__Your task__. Copy the data from its first line through the line containing "index-entry bbox=[356, 116, 696, 134]", swapping every "entry-term" for "index-term" and leaving everything else unchanged.

__Dataset excerpts__.
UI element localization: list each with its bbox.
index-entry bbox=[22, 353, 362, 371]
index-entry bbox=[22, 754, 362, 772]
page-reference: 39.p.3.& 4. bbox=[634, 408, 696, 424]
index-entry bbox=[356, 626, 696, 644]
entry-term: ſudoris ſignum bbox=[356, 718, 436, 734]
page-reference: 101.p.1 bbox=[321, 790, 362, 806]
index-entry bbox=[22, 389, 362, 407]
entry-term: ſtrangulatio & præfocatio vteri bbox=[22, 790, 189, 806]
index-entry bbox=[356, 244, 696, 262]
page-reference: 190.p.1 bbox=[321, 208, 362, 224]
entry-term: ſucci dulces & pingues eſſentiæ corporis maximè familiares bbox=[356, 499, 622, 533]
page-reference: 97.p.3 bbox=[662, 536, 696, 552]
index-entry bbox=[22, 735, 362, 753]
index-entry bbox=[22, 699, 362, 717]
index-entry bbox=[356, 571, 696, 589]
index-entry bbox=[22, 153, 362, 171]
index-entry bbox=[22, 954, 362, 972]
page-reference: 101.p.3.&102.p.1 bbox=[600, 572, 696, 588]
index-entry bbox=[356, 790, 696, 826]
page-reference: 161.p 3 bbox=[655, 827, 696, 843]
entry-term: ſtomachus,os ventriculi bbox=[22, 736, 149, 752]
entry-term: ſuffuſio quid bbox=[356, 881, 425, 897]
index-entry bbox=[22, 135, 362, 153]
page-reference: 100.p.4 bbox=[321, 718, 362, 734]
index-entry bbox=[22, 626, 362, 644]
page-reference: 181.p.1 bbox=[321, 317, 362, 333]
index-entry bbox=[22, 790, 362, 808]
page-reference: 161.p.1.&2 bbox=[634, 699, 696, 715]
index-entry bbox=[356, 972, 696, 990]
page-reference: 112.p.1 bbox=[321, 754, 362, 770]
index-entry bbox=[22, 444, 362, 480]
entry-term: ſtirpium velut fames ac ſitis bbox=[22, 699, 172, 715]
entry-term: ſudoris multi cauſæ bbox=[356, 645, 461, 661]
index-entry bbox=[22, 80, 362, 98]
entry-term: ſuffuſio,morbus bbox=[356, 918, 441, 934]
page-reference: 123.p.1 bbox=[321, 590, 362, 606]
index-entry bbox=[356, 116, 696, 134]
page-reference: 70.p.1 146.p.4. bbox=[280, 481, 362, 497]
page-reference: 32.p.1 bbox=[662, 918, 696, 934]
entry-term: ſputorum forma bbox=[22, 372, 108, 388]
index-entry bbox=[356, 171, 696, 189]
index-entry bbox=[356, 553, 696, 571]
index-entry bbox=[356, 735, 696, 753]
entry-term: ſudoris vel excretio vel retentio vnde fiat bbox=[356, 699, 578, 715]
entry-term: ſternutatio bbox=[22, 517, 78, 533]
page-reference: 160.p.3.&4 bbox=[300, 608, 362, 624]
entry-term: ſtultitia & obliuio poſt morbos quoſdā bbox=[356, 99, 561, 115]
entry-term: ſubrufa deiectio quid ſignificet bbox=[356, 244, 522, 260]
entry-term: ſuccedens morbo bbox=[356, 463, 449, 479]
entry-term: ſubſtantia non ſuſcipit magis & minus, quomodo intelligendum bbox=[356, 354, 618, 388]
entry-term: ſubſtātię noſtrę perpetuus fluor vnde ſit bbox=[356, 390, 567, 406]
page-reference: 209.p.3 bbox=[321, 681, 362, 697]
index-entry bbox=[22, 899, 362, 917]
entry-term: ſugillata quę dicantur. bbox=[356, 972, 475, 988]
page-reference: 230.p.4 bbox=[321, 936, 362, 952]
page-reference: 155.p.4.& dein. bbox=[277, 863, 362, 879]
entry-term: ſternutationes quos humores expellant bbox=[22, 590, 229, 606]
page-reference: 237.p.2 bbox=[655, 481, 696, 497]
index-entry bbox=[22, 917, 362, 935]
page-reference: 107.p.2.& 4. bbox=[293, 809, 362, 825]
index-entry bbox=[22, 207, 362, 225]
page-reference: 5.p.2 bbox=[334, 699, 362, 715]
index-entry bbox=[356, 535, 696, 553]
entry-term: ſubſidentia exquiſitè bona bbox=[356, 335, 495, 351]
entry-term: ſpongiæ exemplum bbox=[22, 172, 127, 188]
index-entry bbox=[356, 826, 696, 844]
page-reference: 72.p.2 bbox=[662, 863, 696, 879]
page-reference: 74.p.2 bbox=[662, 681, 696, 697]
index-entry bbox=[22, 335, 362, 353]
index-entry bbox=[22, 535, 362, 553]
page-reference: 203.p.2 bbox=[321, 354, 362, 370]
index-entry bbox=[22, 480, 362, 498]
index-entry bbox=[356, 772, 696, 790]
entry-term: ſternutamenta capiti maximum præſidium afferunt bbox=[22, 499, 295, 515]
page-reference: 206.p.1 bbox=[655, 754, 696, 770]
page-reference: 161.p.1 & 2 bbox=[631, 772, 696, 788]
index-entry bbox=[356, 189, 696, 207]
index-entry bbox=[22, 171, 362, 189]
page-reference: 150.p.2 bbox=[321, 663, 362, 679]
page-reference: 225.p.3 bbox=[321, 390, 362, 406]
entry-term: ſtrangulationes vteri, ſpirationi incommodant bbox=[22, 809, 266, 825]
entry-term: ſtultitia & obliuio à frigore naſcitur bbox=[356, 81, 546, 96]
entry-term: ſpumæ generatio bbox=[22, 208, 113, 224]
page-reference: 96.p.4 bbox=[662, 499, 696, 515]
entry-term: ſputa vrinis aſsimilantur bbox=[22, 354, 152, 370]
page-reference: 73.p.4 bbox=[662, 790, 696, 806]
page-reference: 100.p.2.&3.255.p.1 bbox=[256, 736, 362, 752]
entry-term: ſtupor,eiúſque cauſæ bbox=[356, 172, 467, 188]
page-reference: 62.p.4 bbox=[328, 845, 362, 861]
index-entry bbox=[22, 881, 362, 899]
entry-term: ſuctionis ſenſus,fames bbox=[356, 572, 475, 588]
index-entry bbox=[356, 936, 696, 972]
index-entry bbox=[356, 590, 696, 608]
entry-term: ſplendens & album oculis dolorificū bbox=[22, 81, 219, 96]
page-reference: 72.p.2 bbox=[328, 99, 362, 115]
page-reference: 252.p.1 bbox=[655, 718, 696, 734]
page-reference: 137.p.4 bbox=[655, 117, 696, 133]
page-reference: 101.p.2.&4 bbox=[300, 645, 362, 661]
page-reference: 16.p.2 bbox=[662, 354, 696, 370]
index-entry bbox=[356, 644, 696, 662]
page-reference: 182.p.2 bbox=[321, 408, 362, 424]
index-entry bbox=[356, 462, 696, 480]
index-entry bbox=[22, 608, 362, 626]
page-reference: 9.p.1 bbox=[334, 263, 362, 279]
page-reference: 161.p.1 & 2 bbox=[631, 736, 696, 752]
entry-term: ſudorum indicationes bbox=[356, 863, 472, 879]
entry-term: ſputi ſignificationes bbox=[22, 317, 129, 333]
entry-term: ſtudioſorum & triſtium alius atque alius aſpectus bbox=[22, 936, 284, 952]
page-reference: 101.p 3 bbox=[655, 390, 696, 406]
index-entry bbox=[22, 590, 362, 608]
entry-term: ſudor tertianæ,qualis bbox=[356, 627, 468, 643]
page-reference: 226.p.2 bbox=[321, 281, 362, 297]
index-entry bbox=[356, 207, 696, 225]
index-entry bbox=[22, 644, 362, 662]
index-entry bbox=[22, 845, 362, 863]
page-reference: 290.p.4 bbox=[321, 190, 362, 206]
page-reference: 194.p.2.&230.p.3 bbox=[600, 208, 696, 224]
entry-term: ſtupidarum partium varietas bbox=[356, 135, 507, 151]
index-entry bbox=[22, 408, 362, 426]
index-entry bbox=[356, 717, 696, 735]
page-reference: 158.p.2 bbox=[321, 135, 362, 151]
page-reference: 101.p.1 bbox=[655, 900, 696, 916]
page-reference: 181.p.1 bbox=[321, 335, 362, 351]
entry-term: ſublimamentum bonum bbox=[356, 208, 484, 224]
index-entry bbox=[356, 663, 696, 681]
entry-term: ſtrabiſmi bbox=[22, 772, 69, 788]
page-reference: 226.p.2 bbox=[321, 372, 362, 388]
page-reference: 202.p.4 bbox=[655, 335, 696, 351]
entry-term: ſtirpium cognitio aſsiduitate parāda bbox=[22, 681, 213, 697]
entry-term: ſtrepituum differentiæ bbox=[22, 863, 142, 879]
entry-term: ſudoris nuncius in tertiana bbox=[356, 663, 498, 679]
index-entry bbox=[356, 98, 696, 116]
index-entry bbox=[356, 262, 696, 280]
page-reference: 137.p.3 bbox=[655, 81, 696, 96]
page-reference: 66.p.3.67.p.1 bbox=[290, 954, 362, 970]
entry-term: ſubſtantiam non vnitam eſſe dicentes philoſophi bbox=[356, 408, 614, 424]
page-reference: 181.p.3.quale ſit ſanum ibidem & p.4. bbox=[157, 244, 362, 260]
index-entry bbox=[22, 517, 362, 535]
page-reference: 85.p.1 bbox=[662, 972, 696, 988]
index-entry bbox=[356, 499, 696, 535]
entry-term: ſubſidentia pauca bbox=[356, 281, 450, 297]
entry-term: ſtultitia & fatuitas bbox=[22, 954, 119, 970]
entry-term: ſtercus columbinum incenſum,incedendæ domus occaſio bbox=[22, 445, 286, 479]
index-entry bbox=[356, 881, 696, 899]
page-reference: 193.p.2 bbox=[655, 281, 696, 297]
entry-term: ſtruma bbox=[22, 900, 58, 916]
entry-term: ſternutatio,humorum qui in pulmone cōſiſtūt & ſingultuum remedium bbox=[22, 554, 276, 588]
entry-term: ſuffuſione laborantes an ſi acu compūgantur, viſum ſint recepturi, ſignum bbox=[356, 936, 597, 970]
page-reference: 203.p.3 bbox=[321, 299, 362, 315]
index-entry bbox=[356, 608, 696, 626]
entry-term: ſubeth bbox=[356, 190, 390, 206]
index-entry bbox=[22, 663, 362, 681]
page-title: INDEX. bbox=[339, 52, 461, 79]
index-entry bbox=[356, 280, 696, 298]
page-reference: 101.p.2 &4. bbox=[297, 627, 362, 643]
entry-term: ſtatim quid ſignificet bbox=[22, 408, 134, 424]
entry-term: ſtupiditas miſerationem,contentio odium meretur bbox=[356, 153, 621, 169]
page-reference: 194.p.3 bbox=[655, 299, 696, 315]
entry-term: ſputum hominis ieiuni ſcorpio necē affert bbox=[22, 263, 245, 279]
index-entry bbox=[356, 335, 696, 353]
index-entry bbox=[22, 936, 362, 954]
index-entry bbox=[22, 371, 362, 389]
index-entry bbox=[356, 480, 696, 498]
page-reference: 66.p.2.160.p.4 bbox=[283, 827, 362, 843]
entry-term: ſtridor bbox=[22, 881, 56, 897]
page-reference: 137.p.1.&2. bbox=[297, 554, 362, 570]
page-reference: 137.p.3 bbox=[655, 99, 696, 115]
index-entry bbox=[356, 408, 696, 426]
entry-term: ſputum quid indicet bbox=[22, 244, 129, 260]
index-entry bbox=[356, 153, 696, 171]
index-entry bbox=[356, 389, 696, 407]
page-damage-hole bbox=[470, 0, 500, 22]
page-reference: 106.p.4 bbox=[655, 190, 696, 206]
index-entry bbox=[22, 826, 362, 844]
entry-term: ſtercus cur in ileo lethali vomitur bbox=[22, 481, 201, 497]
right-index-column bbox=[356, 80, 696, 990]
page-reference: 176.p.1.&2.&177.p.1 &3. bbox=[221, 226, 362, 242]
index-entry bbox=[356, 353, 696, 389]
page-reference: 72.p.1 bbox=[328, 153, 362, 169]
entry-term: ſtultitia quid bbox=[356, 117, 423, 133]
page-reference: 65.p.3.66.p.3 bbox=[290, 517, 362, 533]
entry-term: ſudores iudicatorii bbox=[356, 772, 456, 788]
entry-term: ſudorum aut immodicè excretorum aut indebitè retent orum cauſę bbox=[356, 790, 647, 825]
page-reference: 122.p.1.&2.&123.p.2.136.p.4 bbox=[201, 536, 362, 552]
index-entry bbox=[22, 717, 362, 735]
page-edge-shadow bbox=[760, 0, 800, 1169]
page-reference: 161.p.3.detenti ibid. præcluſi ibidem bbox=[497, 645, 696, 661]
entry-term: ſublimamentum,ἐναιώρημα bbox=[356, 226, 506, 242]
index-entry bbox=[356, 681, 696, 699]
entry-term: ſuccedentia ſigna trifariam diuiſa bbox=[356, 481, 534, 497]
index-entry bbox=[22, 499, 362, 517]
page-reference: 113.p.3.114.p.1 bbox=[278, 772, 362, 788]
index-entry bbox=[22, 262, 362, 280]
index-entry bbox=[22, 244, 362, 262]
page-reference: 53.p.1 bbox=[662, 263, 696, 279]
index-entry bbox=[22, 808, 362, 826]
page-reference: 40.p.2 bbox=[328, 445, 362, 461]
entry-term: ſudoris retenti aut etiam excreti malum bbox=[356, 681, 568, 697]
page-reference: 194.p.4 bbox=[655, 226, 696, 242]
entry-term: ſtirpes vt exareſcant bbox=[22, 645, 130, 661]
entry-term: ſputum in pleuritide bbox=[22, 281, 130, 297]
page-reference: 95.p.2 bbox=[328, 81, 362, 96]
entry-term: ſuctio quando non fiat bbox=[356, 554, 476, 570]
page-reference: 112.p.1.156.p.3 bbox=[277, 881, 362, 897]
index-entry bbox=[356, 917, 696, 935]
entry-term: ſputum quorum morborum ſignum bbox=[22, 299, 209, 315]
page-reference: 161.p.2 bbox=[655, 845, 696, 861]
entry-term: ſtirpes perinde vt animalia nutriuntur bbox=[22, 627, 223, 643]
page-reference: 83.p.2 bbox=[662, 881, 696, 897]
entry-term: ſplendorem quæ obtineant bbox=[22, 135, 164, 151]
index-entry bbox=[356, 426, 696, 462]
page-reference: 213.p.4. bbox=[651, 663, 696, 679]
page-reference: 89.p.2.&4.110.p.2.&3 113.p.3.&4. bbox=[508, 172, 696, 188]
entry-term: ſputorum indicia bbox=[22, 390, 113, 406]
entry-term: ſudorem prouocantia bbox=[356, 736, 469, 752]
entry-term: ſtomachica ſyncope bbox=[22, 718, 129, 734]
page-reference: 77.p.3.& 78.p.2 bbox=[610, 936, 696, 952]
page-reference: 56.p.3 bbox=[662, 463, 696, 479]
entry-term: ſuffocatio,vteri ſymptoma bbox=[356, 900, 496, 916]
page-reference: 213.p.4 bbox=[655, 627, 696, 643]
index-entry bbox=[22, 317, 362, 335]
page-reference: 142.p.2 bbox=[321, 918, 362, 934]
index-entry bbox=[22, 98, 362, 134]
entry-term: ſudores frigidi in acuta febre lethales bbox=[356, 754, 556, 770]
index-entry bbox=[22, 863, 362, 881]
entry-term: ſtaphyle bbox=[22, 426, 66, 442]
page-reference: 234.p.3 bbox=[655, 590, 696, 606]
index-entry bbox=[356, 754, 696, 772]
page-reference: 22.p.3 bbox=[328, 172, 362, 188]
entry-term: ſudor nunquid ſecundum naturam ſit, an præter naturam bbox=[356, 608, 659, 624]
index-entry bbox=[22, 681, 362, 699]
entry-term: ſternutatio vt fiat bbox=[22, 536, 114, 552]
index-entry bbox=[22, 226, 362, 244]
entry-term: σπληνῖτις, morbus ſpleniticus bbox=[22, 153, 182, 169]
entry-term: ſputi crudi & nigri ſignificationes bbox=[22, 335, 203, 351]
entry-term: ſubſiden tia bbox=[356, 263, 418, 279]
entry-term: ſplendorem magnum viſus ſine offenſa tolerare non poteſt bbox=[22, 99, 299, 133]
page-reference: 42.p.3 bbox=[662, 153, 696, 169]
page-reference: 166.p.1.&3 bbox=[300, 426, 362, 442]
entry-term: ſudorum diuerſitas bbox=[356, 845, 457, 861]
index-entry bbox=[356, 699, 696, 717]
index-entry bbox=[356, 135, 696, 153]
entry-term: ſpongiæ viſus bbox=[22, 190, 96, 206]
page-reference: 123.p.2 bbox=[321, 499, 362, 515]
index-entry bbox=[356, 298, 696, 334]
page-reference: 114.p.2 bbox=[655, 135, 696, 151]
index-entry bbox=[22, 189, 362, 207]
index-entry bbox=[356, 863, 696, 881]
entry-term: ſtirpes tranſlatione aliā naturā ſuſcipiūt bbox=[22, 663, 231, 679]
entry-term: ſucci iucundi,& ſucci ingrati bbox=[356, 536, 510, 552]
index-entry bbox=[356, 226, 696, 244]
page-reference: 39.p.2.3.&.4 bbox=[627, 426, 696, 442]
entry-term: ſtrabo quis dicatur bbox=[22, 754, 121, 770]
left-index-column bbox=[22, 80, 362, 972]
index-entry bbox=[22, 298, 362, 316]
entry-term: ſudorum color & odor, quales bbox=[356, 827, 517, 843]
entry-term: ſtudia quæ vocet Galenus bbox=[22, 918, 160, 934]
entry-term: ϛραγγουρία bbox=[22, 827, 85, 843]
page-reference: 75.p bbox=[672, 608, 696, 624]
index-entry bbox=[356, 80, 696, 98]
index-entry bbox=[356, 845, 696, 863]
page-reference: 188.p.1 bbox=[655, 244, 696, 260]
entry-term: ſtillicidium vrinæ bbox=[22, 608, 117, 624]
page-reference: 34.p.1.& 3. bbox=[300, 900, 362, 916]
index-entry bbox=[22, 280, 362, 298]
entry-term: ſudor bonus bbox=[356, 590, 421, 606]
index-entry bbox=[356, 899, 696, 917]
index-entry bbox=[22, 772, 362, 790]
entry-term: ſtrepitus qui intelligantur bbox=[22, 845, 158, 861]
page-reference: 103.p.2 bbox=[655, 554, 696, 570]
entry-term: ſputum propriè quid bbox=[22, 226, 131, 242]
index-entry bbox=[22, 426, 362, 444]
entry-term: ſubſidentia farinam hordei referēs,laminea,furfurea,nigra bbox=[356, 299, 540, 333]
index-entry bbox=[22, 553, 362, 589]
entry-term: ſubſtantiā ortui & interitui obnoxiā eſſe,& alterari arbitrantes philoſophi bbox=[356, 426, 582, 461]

__Solution to the problem__.
UI element localization: list each with its bbox.
index-entry bbox=[22, 353, 362, 371]
index-entry bbox=[22, 754, 362, 772]
page-reference: 39.p.3.& 4. bbox=[634, 408, 696, 424]
index-entry bbox=[356, 626, 696, 644]
index-term: ſudoris ſignum bbox=[356, 718, 436, 734]
page-reference: 101.p.1 bbox=[321, 790, 362, 806]
index-entry bbox=[22, 389, 362, 407]
index-term: ſtrangulatio & præfocatio vteri bbox=[22, 790, 189, 806]
index-entry bbox=[356, 244, 696, 262]
page-reference: 190.p.1 bbox=[321, 208, 362, 224]
index-term: ſucci dulces & pingues eſſentiæ corporis maximè familiares bbox=[356, 499, 622, 533]
page-reference: 97.p.3 bbox=[662, 536, 696, 552]
index-entry bbox=[22, 735, 362, 753]
index-entry bbox=[22, 699, 362, 717]
index-entry bbox=[356, 571, 696, 589]
index-entry bbox=[22, 153, 362, 171]
index-entry bbox=[22, 954, 362, 972]
page-reference: 101.p.3.&102.p.1 bbox=[600, 572, 696, 588]
index-entry bbox=[356, 790, 696, 826]
page-reference: 161.p 3 bbox=[655, 827, 696, 843]
index-term: ſtomachus,os ventriculi bbox=[22, 736, 149, 752]
index-term: ſuffuſio quid bbox=[356, 881, 425, 897]
index-entry bbox=[22, 135, 362, 153]
page-reference: 100.p.4 bbox=[321, 718, 362, 734]
index-entry bbox=[22, 626, 362, 644]
page-reference: 181.p.1 bbox=[321, 317, 362, 333]
index-entry bbox=[22, 790, 362, 808]
page-reference: 161.p.1.&2 bbox=[634, 699, 696, 715]
index-entry bbox=[356, 972, 696, 990]
page-reference: 112.p.1 bbox=[321, 754, 362, 770]
index-entry bbox=[22, 444, 362, 480]
index-term: ſtirpium velut fames ac ſitis bbox=[22, 699, 172, 715]
index-term: ſudoris multi cauſæ bbox=[356, 645, 461, 661]
index-entry bbox=[22, 80, 362, 98]
index-term: ſuffuſio,morbus bbox=[356, 918, 441, 934]
page-reference: 123.p.1 bbox=[321, 590, 362, 606]
index-entry bbox=[356, 116, 696, 134]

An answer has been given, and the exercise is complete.